┏━━

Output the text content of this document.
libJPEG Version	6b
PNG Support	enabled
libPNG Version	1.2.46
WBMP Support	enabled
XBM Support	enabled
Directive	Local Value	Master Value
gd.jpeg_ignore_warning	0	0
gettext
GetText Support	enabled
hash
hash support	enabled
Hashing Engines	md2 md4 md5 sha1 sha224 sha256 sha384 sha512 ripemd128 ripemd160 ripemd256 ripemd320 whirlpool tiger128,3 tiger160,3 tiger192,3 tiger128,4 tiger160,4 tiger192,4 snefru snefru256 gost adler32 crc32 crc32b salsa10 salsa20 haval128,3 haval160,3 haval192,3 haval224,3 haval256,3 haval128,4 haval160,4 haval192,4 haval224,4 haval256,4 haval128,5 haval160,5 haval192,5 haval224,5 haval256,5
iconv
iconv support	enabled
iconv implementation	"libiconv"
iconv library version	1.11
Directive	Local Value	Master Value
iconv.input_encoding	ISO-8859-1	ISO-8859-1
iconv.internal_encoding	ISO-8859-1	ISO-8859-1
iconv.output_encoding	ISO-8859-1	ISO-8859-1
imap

┗━━

■ What is needed ■
Each record above should be output again exactly.

■ Answer to the problem ■
Output the text content of this document.
libJPEG Version	6b
PNG Support	enabled
libPNG Version	1.2.46
WBMP Support	enabled
XBM Support	enabled
Directive	Local Value	Master Value
gd.jpeg_ignore_warning	0	0
gettext
GetText Support	enabled
hash
hash support	enabled
Hashing Engines	md2 md4 md5 sha1 sha224 sha256 sha384 sha512 ripemd128 ripemd160 ripemd256 ripemd320 whirlpool tiger128,3 tiger160,3 tiger192,3 tiger128,4 tiger160,4 tiger192,4 snefru snefru256 gost adler32 crc32 crc32b salsa10 salsa20 haval128,3 haval160,3 haval192,3 haval224,3 haval256,3 haval128,4 haval160,4 haval192,4 haval224,4 haval256,4 haval128,5 haval160,5 haval192,5 haval224,5 haval256,5
iconv
iconv support	enabled
iconv implementation	"libiconv"
iconv library version	1.11
Directive	Local Value	Master Value
iconv.input_encoding	ISO-8859-1	ISO-8859-1
iconv.internal_encoding	ISO-8859-1	ISO-8859-1
iconv.output_encoding	ISO-8859-1	ISO-8859-1
imap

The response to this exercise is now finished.